> **Document segment**
-=-=-=-=-
Out: Michael Talia (Sydney), Ayce Cordy (delisted), Sam Darley (delisted), Matthew Fuller (delisted), Jarrad Grant (delisted – Gold Coast). Rookies: Brett Goodes (delisted), Jordan Kelly (delisted), Daniel Pearce (delisted).
Banned: Stewart Crameri
The Western Bulldogs were the surprise packet of the 2015, after many predicted the young list (including myself) to finish in the bottom four. They not only won 14 games, but played a brand of football that had even neutral supporters applauding their success. Luke Beveridge promoted positive football and rewarded good VFL form by playing 40 different players. It didn’t matter whether you were a teenager with an under developed body, if you were playing quality footy for Footscray, you’d get an opportunity at AFL level. While the Dogs attacking methods yielded fruit more often than not, they also proved during its elimination final against Adelaide that it could on occasions bite off more than it could chew. The game itself was just brilliant to watch, but the Bulldogs conceded far too many simple goals to the Crows. By finishing sixth on the ladder, it was at times easy to forget that a large percentage of these players were still learning the game plan. The offensive tactics couldn’t be faulted, but expect Beveridge to be preaching the defensive elements of the game a little harder in 2016.
The Western Bulldogs played high risk football during 2015, but they were able to continue playing that style because they just kept scoring. They ranked fourth in the competition for points scored, averaging 95.5 points a game. They also were placed highly in forward 50 entrances, averaging a dangerous 54.9 per game to be third placed in the league. Once inside the forward arc there were plenty of options, but it was Jake Stringer and Tory Dickson who produced career best seasons to both kick over 50 goals each. To get the ball forward the Dogs chose to handball and run more often than most other clubs, averaging 165.9 handballs a game to be ranked 6th, while 9.2 running bounces each week saw it rated 4th. The Dogs were respectable at the stoppages ranking 5th and 7th for contested possessions and clearances respectively and the return of Tom Liberatore from a knee injury could help lift his side to elite statuses in those particular categories. Liberatore ranked 2nd for clearances and 6th for contested possessions in the competition in 2014 to be rated a truly elite inside midfielder at the time. He is arguably the Bulldogs most valuable player when at his best and will be looking to reproduce that form of 18-24 months ago.
The Western Bulldogs shot up the ladder faster than many expected in 2015, but last year’s improvement doesn’t necessarily mean another step up in output for 2016. The Dogs played a lot of young faces including eight debutants, but teenagers are prone to the second year blues. A tougher draw from finishing inside the top eight will also present challenges, but that is something the Dogs will look to embrace. The opening seven rounds is likely to make or break the Dogs season, with all their games during that time scheduled at Etihad Stadium. The Dogs are in the mix for a finals position again, but it wouldn’t be a surprise to see them slide out in 2016.
-=-=-=-=-
> **Records from a collection**
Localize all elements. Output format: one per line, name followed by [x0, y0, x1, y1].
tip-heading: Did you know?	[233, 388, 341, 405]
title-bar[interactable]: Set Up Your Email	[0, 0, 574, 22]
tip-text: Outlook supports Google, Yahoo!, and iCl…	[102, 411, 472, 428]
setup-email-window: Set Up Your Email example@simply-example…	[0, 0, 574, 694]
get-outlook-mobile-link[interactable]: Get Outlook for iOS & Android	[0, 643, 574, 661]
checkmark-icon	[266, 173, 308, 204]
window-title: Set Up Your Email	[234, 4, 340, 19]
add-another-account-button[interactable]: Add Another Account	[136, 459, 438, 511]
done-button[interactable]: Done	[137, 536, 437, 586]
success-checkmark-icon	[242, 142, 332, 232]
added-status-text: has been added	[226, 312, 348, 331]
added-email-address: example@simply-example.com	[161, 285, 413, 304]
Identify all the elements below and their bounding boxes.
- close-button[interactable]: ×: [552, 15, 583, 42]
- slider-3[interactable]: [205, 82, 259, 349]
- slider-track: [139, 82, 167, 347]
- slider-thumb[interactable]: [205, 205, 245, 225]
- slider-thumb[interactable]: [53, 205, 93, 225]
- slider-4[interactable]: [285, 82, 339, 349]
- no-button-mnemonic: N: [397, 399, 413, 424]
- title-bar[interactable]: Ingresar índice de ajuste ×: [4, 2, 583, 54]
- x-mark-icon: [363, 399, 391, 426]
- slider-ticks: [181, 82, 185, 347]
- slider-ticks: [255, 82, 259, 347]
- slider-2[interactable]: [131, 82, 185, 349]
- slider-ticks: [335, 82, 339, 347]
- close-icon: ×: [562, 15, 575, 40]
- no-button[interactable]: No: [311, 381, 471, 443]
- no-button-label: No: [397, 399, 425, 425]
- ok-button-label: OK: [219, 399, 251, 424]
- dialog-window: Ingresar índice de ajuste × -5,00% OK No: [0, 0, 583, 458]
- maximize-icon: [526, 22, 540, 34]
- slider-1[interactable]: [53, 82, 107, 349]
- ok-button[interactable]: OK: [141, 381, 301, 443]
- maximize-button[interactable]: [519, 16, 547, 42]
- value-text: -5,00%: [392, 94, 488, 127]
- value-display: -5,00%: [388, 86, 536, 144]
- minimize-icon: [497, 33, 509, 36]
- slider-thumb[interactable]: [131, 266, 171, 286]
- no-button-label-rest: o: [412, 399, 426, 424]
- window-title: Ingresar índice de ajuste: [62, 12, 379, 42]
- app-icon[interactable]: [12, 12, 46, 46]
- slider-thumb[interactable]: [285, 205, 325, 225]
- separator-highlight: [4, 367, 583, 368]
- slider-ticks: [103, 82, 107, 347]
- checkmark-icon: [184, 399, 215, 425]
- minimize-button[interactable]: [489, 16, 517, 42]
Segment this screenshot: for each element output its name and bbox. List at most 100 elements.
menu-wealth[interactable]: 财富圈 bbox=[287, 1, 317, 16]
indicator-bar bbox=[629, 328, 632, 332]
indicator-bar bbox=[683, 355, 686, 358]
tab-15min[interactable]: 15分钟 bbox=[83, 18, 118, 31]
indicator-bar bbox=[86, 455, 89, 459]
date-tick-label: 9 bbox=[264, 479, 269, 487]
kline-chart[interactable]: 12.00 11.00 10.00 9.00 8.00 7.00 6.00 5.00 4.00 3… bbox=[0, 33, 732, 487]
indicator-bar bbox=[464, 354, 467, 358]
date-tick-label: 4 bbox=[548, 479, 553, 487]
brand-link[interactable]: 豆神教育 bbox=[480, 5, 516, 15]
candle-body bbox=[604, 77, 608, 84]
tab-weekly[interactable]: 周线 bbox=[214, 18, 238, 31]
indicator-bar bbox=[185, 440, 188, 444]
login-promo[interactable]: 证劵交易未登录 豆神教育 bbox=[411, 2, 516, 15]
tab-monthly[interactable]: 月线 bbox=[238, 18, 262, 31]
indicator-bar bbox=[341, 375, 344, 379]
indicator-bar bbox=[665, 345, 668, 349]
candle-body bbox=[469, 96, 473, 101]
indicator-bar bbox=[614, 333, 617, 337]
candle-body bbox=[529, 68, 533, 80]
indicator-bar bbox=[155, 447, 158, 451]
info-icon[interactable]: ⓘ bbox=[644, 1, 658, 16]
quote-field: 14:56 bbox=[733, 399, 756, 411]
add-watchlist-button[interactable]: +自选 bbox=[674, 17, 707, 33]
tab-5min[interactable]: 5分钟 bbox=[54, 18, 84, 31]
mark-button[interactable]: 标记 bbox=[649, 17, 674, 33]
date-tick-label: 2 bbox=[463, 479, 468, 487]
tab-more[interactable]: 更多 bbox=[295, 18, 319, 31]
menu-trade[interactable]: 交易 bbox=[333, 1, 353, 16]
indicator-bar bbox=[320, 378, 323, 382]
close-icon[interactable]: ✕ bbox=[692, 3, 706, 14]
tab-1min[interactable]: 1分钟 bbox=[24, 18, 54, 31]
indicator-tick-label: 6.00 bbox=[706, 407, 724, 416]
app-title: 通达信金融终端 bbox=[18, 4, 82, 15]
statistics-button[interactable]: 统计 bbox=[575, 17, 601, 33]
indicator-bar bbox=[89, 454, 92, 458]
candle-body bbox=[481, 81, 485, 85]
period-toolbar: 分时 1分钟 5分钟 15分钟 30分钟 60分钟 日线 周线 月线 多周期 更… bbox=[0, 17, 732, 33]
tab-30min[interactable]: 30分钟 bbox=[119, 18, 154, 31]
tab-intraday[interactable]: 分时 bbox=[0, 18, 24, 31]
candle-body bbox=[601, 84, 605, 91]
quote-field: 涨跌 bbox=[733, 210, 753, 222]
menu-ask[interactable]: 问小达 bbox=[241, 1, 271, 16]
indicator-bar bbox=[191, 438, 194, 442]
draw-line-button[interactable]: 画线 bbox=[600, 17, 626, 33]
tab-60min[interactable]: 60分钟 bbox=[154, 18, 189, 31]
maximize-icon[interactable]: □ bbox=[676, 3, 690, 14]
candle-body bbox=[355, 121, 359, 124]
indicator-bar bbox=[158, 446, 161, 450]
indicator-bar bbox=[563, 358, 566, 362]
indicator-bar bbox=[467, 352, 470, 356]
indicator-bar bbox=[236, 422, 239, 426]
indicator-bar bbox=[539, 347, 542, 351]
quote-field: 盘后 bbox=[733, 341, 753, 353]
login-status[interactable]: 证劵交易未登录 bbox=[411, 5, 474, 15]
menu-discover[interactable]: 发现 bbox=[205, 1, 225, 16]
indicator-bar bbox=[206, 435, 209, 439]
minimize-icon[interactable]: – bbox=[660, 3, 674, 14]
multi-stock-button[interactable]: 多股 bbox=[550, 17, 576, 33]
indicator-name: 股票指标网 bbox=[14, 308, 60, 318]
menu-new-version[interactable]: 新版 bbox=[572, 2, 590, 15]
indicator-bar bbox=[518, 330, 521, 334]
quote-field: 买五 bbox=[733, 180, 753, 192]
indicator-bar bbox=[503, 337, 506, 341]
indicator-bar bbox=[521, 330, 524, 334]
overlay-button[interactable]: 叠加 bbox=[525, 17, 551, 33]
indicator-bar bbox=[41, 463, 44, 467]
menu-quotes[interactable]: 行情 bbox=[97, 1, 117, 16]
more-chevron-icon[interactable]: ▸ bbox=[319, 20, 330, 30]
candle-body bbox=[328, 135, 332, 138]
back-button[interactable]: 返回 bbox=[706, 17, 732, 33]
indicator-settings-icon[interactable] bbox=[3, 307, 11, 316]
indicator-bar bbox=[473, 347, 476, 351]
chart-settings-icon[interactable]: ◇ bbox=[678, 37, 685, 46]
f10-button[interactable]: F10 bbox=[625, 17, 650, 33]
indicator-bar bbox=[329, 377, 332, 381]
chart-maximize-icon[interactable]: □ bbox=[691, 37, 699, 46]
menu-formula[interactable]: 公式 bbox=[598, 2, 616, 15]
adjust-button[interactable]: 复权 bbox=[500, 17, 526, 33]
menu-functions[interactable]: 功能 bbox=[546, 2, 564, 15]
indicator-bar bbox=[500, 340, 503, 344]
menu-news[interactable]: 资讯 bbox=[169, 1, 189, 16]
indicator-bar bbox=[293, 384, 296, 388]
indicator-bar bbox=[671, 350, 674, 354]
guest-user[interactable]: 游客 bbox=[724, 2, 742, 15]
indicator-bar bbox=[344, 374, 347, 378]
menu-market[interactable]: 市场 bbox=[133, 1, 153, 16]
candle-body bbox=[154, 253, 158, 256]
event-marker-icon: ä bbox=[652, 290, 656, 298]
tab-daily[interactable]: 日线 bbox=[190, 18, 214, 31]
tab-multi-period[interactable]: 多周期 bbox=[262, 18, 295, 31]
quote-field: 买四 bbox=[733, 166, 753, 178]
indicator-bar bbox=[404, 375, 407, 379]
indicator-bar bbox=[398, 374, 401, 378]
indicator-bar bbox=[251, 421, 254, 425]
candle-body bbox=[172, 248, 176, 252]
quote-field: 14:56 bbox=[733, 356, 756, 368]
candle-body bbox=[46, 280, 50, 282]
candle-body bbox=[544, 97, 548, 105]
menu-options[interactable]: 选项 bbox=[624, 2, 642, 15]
-=-=-=-=-
> **Exercise A**
In the Western Bulldogs preview, rewrite the passage starting at "The Western Bulldogs shot" and ending at "out in 2016.", swapping "Etihad Stadium" for "Docklands".
> **Exercise B**
According to the Western Bulldogs preview, how many points per game did the team average in 2015?

> **Expected output A**
The Western Bulldogs shot up the ladder faster than many expected in 2015, but last year’s improvement doesn’t necessarily mean another step up in output for 2016. The Dogs played a lot of young faces including eight debutants, but teenagers are prone to the second year blues. A tougher draw from finishing inside the top eight will also present challenges, but that is something the Dogs will look to embrace. The opening seven rounds is likely to make or break the Dogs season, with all their games during that time scheduled at Docklands. The Dogs are in the mix for a finals position again, but it wouldn’t be a surprise to see them slide out in 2016.

> **Expected output B**
95.5 points a game.